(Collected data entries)
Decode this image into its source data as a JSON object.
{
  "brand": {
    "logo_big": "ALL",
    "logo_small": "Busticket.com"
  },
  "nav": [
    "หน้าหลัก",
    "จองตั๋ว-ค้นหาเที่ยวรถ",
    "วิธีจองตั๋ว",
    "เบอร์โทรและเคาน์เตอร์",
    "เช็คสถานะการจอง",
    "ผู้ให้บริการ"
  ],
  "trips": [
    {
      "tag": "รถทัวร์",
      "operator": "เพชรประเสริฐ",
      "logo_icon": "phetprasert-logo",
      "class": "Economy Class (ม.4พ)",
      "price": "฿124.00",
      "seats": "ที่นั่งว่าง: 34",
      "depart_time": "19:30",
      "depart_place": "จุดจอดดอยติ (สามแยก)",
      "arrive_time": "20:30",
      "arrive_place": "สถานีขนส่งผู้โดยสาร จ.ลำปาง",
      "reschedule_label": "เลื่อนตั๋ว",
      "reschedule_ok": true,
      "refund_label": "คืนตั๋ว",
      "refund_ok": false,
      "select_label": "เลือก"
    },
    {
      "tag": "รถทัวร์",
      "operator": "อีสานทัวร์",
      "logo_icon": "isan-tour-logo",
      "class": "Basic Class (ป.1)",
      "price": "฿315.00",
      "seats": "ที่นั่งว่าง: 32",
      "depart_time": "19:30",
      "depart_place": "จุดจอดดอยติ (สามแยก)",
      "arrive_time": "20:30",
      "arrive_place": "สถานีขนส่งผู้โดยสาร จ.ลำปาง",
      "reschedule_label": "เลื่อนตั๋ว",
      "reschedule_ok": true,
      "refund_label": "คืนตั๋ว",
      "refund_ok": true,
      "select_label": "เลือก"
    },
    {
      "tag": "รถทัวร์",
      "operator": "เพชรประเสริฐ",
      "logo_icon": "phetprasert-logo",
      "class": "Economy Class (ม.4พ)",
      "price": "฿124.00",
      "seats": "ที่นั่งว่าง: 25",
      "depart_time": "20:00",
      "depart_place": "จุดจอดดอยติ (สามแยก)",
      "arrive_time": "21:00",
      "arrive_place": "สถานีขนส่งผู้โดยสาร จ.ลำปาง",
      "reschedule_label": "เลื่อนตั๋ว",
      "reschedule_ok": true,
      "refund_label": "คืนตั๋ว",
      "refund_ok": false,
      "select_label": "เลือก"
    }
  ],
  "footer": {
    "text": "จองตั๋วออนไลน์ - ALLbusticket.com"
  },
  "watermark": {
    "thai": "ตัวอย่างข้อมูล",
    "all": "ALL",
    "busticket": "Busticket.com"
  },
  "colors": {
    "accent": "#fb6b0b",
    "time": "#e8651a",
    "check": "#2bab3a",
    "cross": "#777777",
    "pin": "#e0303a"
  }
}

> [Written instruction]:
Repeat the entries exactly, all of them.

> [Answer to this problem]:
Decode this image into its source data as a JSON object.
{
  "brand": {
    "logo_big": "ALL",
    "logo_small": "Busticket.com"
  },
  "nav": [
    "หน้าหลัก",
    "จองตั๋ว-ค้นหาเที่ยวรถ",
    "วิธีจองตั๋ว",
    "เบอร์โทรและเคาน์เตอร์",
    "เช็คสถานะการจอง",
    "ผู้ให้บริการ"
  ],
  "trips": [
    {
      "tag": "รถทัวร์",
      "operator": "เพชรประเสริฐ",
      "logo_icon": "phetprasert-logo",
      "class": "Economy Class (ม.4พ)",
      "price": "฿124.00",
      "seats": "ที่นั่งว่าง: 34",
      "depart_time": "19:30",
      "depart_place": "จุดจอดดอยติ (สามแยก)",
      "arrive_time": "20:30",
      "arrive_place": "สถานีขนส่งผู้โดยสาร จ.ลำปาง",
      "reschedule_label": "เลื่อนตั๋ว",
      "reschedule_ok": true,
      "refund_label": "คืนตั๋ว",
      "refund_ok": false,
      "select_label": "เลือก"
    },
    {
      "tag": "รถทัวร์",
      "operator": "อีสานทัวร์",
      "logo_icon": "isan-tour-logo",
      "class": "Basic Class (ป.1)",
      "price": "฿315.00",
      "seats": "ที่นั่งว่าง: 32",
      "depart_time": "19:30",
      "depart_place": "จุดจอดดอยติ (สามแยก)",
      "arrive_time": "20:30",
      "arrive_place": "สถานีขนส่งผู้โดยสาร จ.ลำปาง",
      "reschedule_label": "เลื่อนตั๋ว",
      "reschedule_ok": true,
      "refund_label": "คืนตั๋ว",
      "refund_ok": true,
      "select_label": "เลือก"
    },
    {
      "tag": "รถทัวร์",
      "operator": "เพชรประเสริฐ",
      "logo_icon": "phetprasert-logo",
      "class": "Economy Class (ม.4พ)",
      "price": "฿124.00",
      "seats": "ที่นั่งว่าง: 25",
      "depart_time": "20:00",
      "depart_place": "จุดจอดดอยติ (สามแยก)",
      "arrive_time": "21:00",
      "arrive_place": "สถานีขนส่งผู้โดยสาร จ.ลำปาง",
      "reschedule_label": "เลื่อนตั๋ว",
      "reschedule_ok": true,
      "refund_label": "คืนตั๋ว",
      "refund_ok": false,
      "select_label": "เลือก"
    }
  ],
  "footer": {
    "text": "จองตั๋วออนไลน์ - ALLbusticket.com"
  },
  "watermark": {
    "thai": "ตัวอย่างข้อมูล",
    "all": "ALL",
    "busticket": "Busticket.com"
  },
  "colors": {
    "accent": "#fb6b0b",
    "time": "#e8651a",
    "check": "#2bab3a",
    "cross": "#777777",
    "pin": "#e0303a"
  }
}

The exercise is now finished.